SHORT PROBLEM:
Skip the pictures. Copy all the rest of the records down exactly.

──────

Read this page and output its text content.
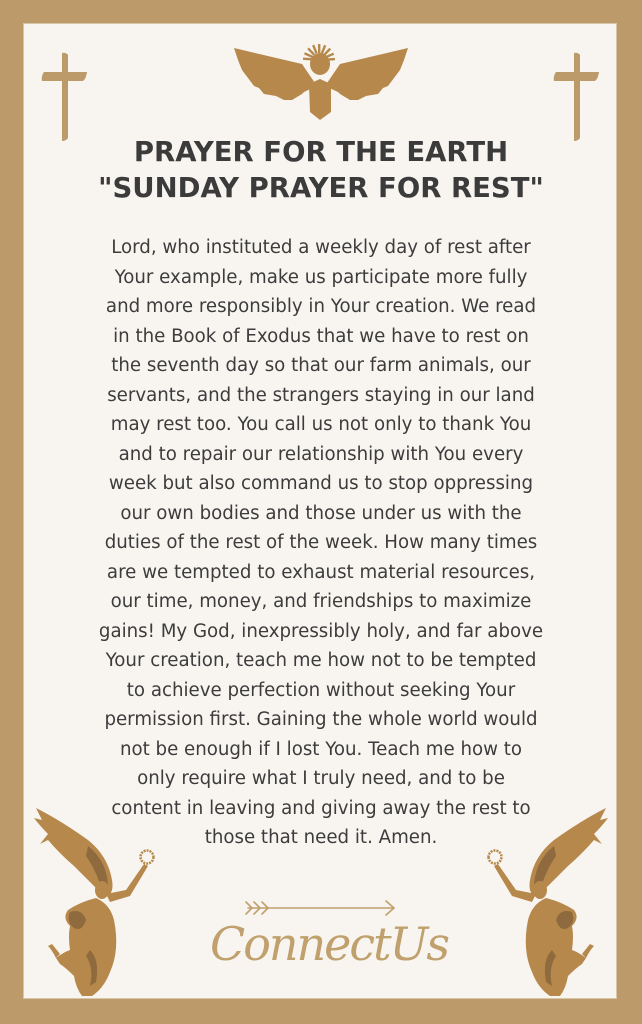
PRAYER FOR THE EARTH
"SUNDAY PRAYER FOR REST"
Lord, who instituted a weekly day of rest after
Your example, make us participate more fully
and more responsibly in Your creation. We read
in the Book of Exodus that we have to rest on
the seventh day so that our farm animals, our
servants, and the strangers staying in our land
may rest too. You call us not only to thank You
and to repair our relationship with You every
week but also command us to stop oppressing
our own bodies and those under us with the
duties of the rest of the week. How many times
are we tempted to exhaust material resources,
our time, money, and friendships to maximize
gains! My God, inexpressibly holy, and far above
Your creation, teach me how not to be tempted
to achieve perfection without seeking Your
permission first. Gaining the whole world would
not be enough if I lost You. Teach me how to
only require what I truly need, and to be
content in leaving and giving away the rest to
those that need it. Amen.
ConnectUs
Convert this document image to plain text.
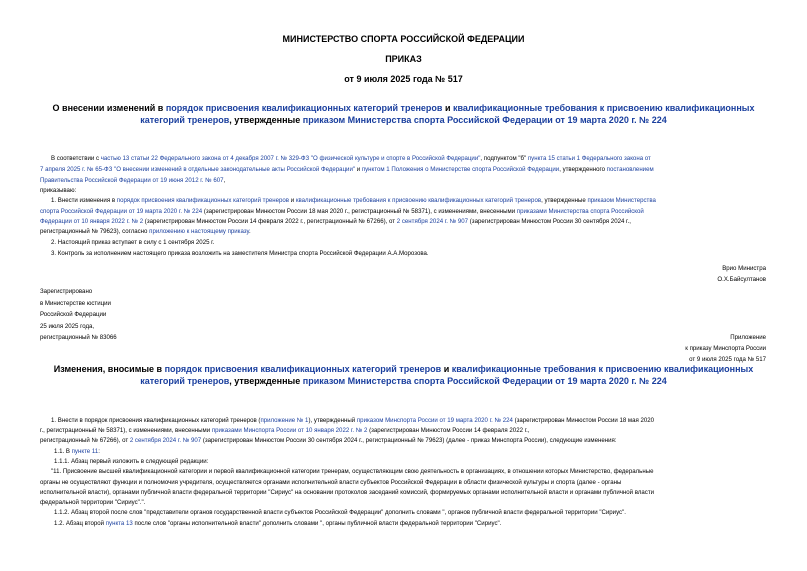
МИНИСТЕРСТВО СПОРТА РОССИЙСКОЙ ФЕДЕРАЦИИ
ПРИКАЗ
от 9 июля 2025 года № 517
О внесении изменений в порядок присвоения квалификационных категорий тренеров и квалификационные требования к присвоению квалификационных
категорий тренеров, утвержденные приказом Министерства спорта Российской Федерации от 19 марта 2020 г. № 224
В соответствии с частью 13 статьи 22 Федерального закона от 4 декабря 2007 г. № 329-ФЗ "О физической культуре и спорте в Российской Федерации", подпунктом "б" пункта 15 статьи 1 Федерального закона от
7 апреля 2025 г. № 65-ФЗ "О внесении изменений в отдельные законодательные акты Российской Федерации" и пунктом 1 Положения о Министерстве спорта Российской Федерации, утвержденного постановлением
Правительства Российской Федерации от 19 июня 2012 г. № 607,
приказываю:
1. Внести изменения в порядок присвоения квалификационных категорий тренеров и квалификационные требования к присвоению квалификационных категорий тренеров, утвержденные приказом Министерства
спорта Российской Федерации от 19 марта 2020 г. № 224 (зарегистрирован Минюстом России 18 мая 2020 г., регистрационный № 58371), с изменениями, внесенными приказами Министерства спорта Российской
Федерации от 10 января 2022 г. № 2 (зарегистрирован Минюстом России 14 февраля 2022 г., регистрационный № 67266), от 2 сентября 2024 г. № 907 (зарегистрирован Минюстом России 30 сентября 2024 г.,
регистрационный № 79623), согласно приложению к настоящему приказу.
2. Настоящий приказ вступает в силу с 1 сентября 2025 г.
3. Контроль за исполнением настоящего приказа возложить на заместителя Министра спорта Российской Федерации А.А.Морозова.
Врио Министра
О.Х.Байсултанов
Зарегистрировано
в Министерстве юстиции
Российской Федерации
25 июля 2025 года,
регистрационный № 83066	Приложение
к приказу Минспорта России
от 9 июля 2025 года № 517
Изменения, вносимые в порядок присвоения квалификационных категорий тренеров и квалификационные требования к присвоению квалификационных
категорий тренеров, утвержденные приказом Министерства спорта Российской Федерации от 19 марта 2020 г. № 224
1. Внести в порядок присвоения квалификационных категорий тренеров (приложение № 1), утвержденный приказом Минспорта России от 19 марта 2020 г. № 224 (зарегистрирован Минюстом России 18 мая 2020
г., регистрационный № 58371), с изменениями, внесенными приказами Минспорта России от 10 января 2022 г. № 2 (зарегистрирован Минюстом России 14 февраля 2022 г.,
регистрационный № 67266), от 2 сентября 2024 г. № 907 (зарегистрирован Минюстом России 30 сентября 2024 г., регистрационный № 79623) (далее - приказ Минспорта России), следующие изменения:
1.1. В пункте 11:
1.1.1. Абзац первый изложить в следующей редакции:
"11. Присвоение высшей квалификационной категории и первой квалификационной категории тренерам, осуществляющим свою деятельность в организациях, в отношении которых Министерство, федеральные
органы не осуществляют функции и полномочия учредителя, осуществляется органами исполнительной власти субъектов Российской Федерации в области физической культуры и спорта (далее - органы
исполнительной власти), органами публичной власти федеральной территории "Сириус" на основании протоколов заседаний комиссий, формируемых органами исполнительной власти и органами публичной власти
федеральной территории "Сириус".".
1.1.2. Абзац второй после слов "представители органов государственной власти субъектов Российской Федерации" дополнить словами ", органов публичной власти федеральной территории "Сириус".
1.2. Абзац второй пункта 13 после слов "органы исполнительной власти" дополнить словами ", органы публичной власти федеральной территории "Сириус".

──────

FINISHED ANSWER:
Read this page and output its text content.
PRAYER FOR THE EARTH
"SUNDAY PRAYER FOR REST"
Lord, who instituted a weekly day of rest after
Your example, make us participate more fully
and more responsibly in Your creation. We read
in the Book of Exodus that we have to rest on
the seventh day so that our farm animals, our
servants, and the strangers staying in our land
may rest too. You call us not only to thank You
and to repair our relationship with You every
week but also command us to stop oppressing
our own bodies and those under us with the
duties of the rest of the week. How many times
are we tempted to exhaust material resources,
our time, money, and friendships to maximize
gains! My God, inexpressibly holy, and far above
Your creation, teach me how not to be tempted
to achieve perfection without seeking Your
permission first. Gaining the whole world would
not be enough if I lost You. Teach me how to
only require what I truly need, and to be
content in leaving and giving away the rest to
those that need it. Amen.
ConnectUs
Convert this document image to plain text.
МИНИСТЕРСТВО СПОРТА РОССИЙСКОЙ ФЕДЕРАЦИИ
ПРИКАЗ
от 9 июля 2025 года № 517
О внесении изменений в порядок присвоения квалификационных категорий тренеров и квалификационные требования к присвоению квалификационных
категорий тренеров, утвержденные приказом Министерства спорта Российской Федерации от 19 марта 2020 г. № 224
В соответствии с частью 13 статьи 22 Федерального закона от 4 декабря 2007 г. № 329-ФЗ "О физической культуре и спорте в Российской Федерации", подпунктом "б" пункта 15 статьи 1 Федерального закона от
7 апреля 2025 г. № 65-ФЗ "О внесении изменений в отдельные законодательные акты Российской Федерации" и пунктом 1 Положения о Министерстве спорта Российской Федерации, утвержденного постановлением
Правительства Российской Федерации от 19 июня 2012 г. № 607,
приказываю:
1. Внести изменения в порядок присвоения квалификационных категорий тренеров и квалификационные требования к присвоению квалификационных категорий тренеров, утвержденные приказом Министерства
спорта Российской Федерации от 19 марта 2020 г. № 224 (зарегистрирован Минюстом России 18 мая 2020 г., регистрационный № 58371), с изменениями, внесенными приказами Министерства спорта Российской
Федерации от 10 января 2022 г. № 2 (зарегистрирован Минюстом России 14 февраля 2022 г., регистрационный № 67266), от 2 сентября 2024 г. № 907 (зарегистрирован Минюстом России 30 сентября 2024 г.,
регистрационный № 79623), согласно приложению к настоящему приказу.
2. Настоящий приказ вступает в силу с 1 сентября 2025 г.
3. Контроль за исполнением настоящего приказа возложить на заместителя Министра спорта Российской Федерации А.А.Морозова.
Врио Министра
О.Х.Байсултанов
Зарегистрировано
в Министерстве юстиции
Российской Федерации
25 июля 2025 года,
регистрационный № 83066	Приложение
к приказу Минспорта России
от 9 июля 2025 года № 517
Изменения, вносимые в порядок присвоения квалификационных категорий тренеров и квалификационные требования к присвоению квалификационных
категорий тренеров, утвержденные приказом Министерства спорта Российской Федерации от 19 марта 2020 г. № 224
1. Внести в порядок присвоения квалификационных категорий тренеров (приложение № 1), утвержденный приказом Минспорта России от 19 марта 2020 г. № 224 (зарегистрирован Минюстом России 18 мая 2020
г., регистрационный № 58371), с изменениями, внесенными приказами Минспорта России от 10 января 2022 г. № 2 (зарегистрирован Минюстом России 14 февраля 2022 г.,
регистрационный № 67266), от 2 сентября 2024 г. № 907 (зарегистрирован Минюстом России 30 сентября 2024 г., регистрационный № 79623) (далее - приказ Минспорта России), следующие изменения:
1.1. В пункте 11:
1.1.1. Абзац первый изложить в следующей редакции:
"11. Присвоение высшей квалификационной категории и первой квалификационной категории тренерам, осуществляющим свою деятельность в организациях, в отношении которых Министерство, федеральные
органы не осуществляют функции и полномочия учредителя, осуществляется органами исполнительной власти субъектов Российской Федерации в области физической культуры и спорта (далее - органы
исполнительной власти), органами публичной власти федеральной территории "Сириус" на основании протоколов заседаний комиссий, формируемых органами исполнительной власти и органами публичной власти
федеральной территории "Сириус".".
1.1.2. Абзац второй после слов "представители органов государственной власти субъектов Российской Федерации" дополнить словами ", органов публичной власти федеральной территории "Сириус".
1.2. Абзац второй пункта 13 после слов "органы исполнительной власти" дополнить словами ", органы публичной власти федеральной территории "Сириус".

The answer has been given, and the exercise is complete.